## DIRECTIONS FOR THIS TASK
The finished copy should match every record exactly and contain no pictures.

## DATA EXTRACTS
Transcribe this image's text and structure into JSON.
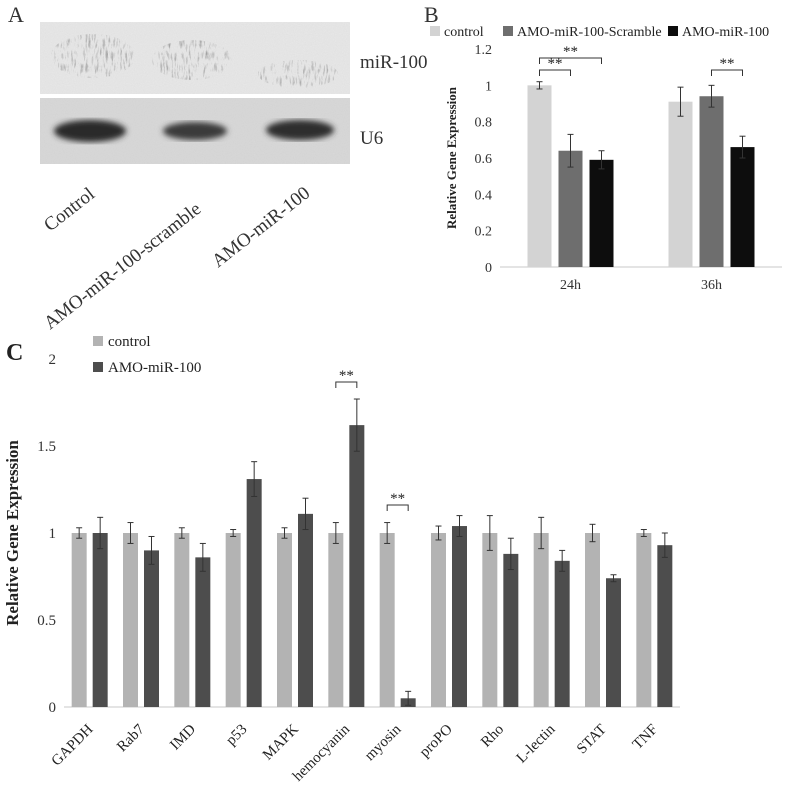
{
  "panel_labels": {
    "a": "A",
    "b": "B",
    "c": "C"
  },
  "blot": {
    "band_labels": [
      "miR-100",
      "U6"
    ],
    "lane_labels": [
      "Control",
      "AMO-miR-100-scramble",
      "AMO-miR-100"
    ]
  },
  "colors": {
    "light": "#d3d3d3",
    "mid": "#6e6e6e",
    "dark": "#0d0d0d",
    "cgray": "#b3b3b3",
    "cdark": "#4d4d4d"
  },
  "chart_data": [
    {
      "type": "bar",
      "panel": "B",
      "title": "",
      "xlabel": "",
      "ylabel": "Relative Gene Expression",
      "ylim": [
        0,
        1.2
      ],
      "yticks": [
        "0",
        "0.2",
        "0.4",
        "0.6",
        "0.8",
        "1",
        "1.2"
      ],
      "categories": [
        "24h",
        "36h"
      ],
      "legend_position": "top",
      "series": [
        {
          "name": "control",
          "values": [
            1.0,
            0.91
          ],
          "errors": [
            0.02,
            0.08
          ]
        },
        {
          "name": "AMO-miR-100-Scramble",
          "values": [
            0.64,
            0.94
          ],
          "errors": [
            0.09,
            0.06
          ]
        },
        {
          "name": "AMO-miR-100",
          "values": [
            0.59,
            0.66
          ],
          "errors": [
            0.05,
            0.06
          ]
        }
      ],
      "significance": [
        {
          "label": "**",
          "category": "24h",
          "between": [
            "control",
            "AMO-miR-100"
          ]
        },
        {
          "label": "**",
          "category": "24h",
          "between": [
            "control",
            "AMO-miR-100-Scramble"
          ]
        },
        {
          "label": "**",
          "category": "36h",
          "between": [
            "AMO-miR-100-Scramble",
            "AMO-miR-100"
          ]
        }
      ]
    },
    {
      "type": "bar",
      "panel": "C",
      "title": "",
      "xlabel": "",
      "ylabel": "Relative Gene Expression",
      "ylim": [
        0,
        2
      ],
      "yticks": [
        "0",
        "0.5",
        "1",
        "1.5",
        "2"
      ],
      "categories": [
        "GAPDH",
        "Rab7",
        "IMD",
        "p53",
        "MAPK",
        "hemocyanin",
        "myosin",
        "proPO",
        "Rho",
        "L-lectin",
        "STAT",
        "TNF"
      ],
      "legend_position": "top-left",
      "series": [
        {
          "name": "control",
          "values": [
            1.0,
            1.0,
            1.0,
            1.0,
            1.0,
            1.0,
            1.0,
            1.0,
            1.0,
            1.0,
            1.0,
            1.0
          ],
          "errors": [
            0.03,
            0.06,
            0.03,
            0.02,
            0.03,
            0.06,
            0.06,
            0.04,
            0.1,
            0.09,
            0.05,
            0.02
          ]
        },
        {
          "name": "AMO-miR-100",
          "values": [
            1.0,
            0.9,
            0.86,
            1.31,
            1.11,
            1.62,
            0.05,
            1.04,
            0.88,
            0.84,
            0.74,
            0.93
          ],
          "errors": [
            0.09,
            0.08,
            0.08,
            0.1,
            0.09,
            0.15,
            0.04,
            0.06,
            0.09,
            0.06,
            0.02,
            0.07
          ]
        }
      ],
      "significance": [
        {
          "label": "**",
          "category": "hemocyanin",
          "between": [
            "control",
            "AMO-miR-100"
          ]
        },
        {
          "label": "**",
          "category": "myosin",
          "between": [
            "control",
            "AMO-miR-100"
          ]
        }
      ]
    }
  ]
}
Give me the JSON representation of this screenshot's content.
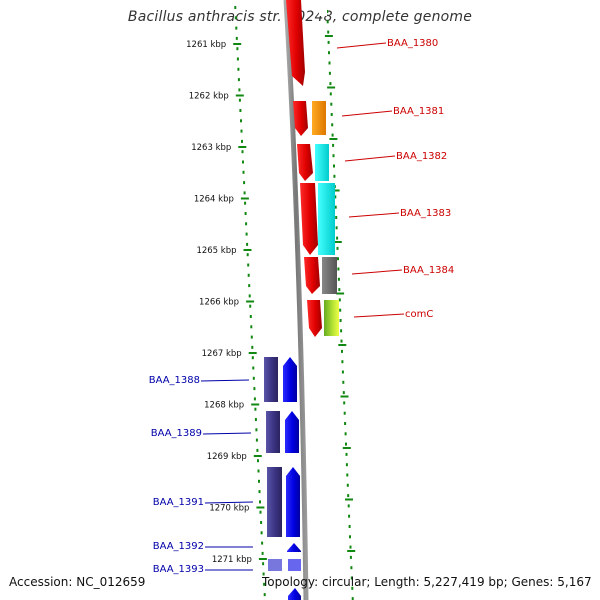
{
  "title": "Bacillus anthracis str. A0248, complete genome",
  "accession": "Accession: NC_012659",
  "summary": "Topology: circular; Length: 5,227,419 bp; Genes: 5,167",
  "ticks": [
    {
      "label": "1261 kbp"
    },
    {
      "label": "1262 kbp"
    },
    {
      "label": "1263 kbp"
    },
    {
      "label": "1264 kbp"
    },
    {
      "label": "1265 kbp"
    },
    {
      "label": "1266 kbp"
    },
    {
      "label": "1267 kbp"
    },
    {
      "label": "1268 kbp"
    },
    {
      "label": "1269 kbp"
    },
    {
      "label": "1270 kbp"
    },
    {
      "label": "1271 kbp"
    }
  ],
  "genes_forward": [
    {
      "name": "BAA_1380",
      "color": "#cc0000",
      "strand": "forward"
    },
    {
      "name": "BAA_1381",
      "color": "#cc0000",
      "strand": "forward"
    },
    {
      "name": "BAA_1382",
      "color": "#cc0000",
      "strand": "forward"
    },
    {
      "name": "BAA_1383",
      "color": "#cc0000",
      "strand": "forward"
    },
    {
      "name": "BAA_1384",
      "color": "#cc0000",
      "strand": "forward"
    },
    {
      "name": "comC",
      "color": "#cc0000",
      "strand": "forward"
    }
  ],
  "genes_reverse": [
    {
      "name": "BAA_1388",
      "color": "#0000aa",
      "strand": "reverse"
    },
    {
      "name": "BAA_1389",
      "color": "#0000aa",
      "strand": "reverse"
    },
    {
      "name": "BAA_1391",
      "color": "#0000aa",
      "strand": "reverse"
    },
    {
      "name": "BAA_1392",
      "color": "#0000aa",
      "strand": "reverse"
    },
    {
      "name": "BAA_1393",
      "color": "#0000aa",
      "strand": "reverse"
    }
  ],
  "colors": {
    "forward_gene": "#ee0000",
    "reverse_gene": "#0000ee",
    "reverse_shade": "#3d3585",
    "backbone": "#888888",
    "ruler": "#118811"
  }
}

## RESULT OF THIS EXERCISE
Transcribe this image's text and structure into JSON.
{
  "panel_labels": {
    "a": "A",
    "b": "B",
    "c": "C"
  },
  "blot": {
    "band_labels": [
      "miR-100",
      "U6"
    ],
    "lane_labels": [
      "Control",
      "AMO-miR-100-scramble",
      "AMO-miR-100"
    ]
  },
  "colors": {
    "light": "#d3d3d3",
    "mid": "#6e6e6e",
    "dark": "#0d0d0d",
    "cgray": "#b3b3b3",
    "cdark": "#4d4d4d"
  },
  "chart_data": [
    {
      "type": "bar",
      "panel": "B",
      "title": "",
      "xlabel": "",
      "ylabel": "Relative Gene Expression",
      "ylim": [
        0,
        1.2
      ],
      "yticks": [
        "0",
        "0.2",
        "0.4",
        "0.6",
        "0.8",
        "1",
        "1.2"
      ],
      "categories": [
        "24h",
        "36h"
      ],
      "legend_position": "top",
      "series": [
        {
          "name": "control",
          "values": [
            1.0,
            0.91
          ],
          "errors": [
            0.02,
            0.08
          ]
        },
        {
          "name": "AMO-miR-100-Scramble",
          "values": [
            0.64,
            0.94
          ],
          "errors": [
            0.09,
            0.06
          ]
        },
        {
          "name": "AMO-miR-100",
          "values": [
            0.59,
            0.66
          ],
          "errors": [
            0.05,
            0.06
          ]
        }
      ],
      "significance": [
        {
          "label": "**",
          "category": "24h",
          "between": [
            "control",
            "AMO-miR-100"
          ]
        },
        {
          "label": "**",
          "category": "24h",
          "between": [
            "control",
            "AMO-miR-100-Scramble"
          ]
        },
        {
          "label": "**",
          "category": "36h",
          "between": [
            "AMO-miR-100-Scramble",
            "AMO-miR-100"
          ]
        }
      ]
    },
    {
      "type": "bar",
      "panel": "C",
      "title": "",
      "xlabel": "",
      "ylabel": "Relative Gene Expression",
      "ylim": [
        0,
        2
      ],
      "yticks": [
        "0",
        "0.5",
        "1",
        "1.5",
        "2"
      ],
      "categories": [
        "GAPDH",
        "Rab7",
        "IMD",
        "p53",
        "MAPK",
        "hemocyanin",
        "myosin",
        "proPO",
        "Rho",
        "L-lectin",
        "STAT",
        "TNF"
      ],
      "legend_position": "top-left",
      "series": [
        {
          "name": "control",
          "values": [
            1.0,
            1.0,
            1.0,
            1.0,
            1.0,
            1.0,
            1.0,
            1.0,
            1.0,
            1.0,
            1.0,
            1.0
          ],
          "errors": [
            0.03,
            0.06,
            0.03,
            0.02,
            0.03,
            0.06,
            0.06,
            0.04,
            0.1,
            0.09,
            0.05,
            0.02
          ]
        },
        {
          "name": "AMO-miR-100",
          "values": [
            1.0,
            0.9,
            0.86,
            1.31,
            1.11,
            1.62,
            0.05,
            1.04,
            0.88,
            0.84,
            0.74,
            0.93
          ],
          "errors": [
            0.09,
            0.08,
            0.08,
            0.1,
            0.09,
            0.15,
            0.04,
            0.06,
            0.09,
            0.06,
            0.02,
            0.07
          ]
        }
      ],
      "significance": [
        {
          "label": "**",
          "category": "hemocyanin",
          "between": [
            "control",
            "AMO-miR-100"
          ]
        },
        {
          "label": "**",
          "category": "myosin",
          "between": [
            "control",
            "AMO-miR-100"
          ]
        }
      ]
    }
  ]
}
Give me the JSON representation of this screenshot's content.
{
  "title": "Bacillus anthracis str. A0248, complete genome",
  "accession": "Accession: NC_012659",
  "summary": "Topology: circular; Length: 5,227,419 bp; Genes: 5,167",
  "ticks": [
    {
      "label": "1261 kbp"
    },
    {
      "label": "1262 kbp"
    },
    {
      "label": "1263 kbp"
    },
    {
      "label": "1264 kbp"
    },
    {
      "label": "1265 kbp"
    },
    {
      "label": "1266 kbp"
    },
    {
      "label": "1267 kbp"
    },
    {
      "label": "1268 kbp"
    },
    {
      "label": "1269 kbp"
    },
    {
      "label": "1270 kbp"
    },
    {
      "label": "1271 kbp"
    }
  ],
  "genes_forward": [
    {
      "name": "BAA_1380",
      "color": "#cc0000",
      "strand": "forward"
    },
    {
      "name": "BAA_1381",
      "color": "#cc0000",
      "strand": "forward"
    },
    {
      "name": "BAA_1382",
      "color": "#cc0000",
      "strand": "forward"
    },
    {
      "name": "BAA_1383",
      "color": "#cc0000",
      "strand": "forward"
    },
    {
      "name": "BAA_1384",
      "color": "#cc0000",
      "strand": "forward"
    },
    {
      "name": "comC",
      "color": "#cc0000",
      "strand": "forward"
    }
  ],
  "genes_reverse": [
    {
      "name": "BAA_1388",
      "color": "#0000aa",
      "strand": "reverse"
    },
    {
      "name": "BAA_1389",
      "color": "#0000aa",
      "strand": "reverse"
    },
    {
      "name": "BAA_1391",
      "color": "#0000aa",
      "strand": "reverse"
    },
    {
      "name": "BAA_1392",
      "color": "#0000aa",
      "strand": "reverse"
    },
    {
      "name": "BAA_1393",
      "color": "#0000aa",
      "strand": "reverse"
    }
  ],
  "colors": {
    "forward_gene": "#ee0000",
    "reverse_gene": "#0000ee",
    "reverse_shade": "#3d3585",
    "backbone": "#888888",
    "ruler": "#118811"
  }
}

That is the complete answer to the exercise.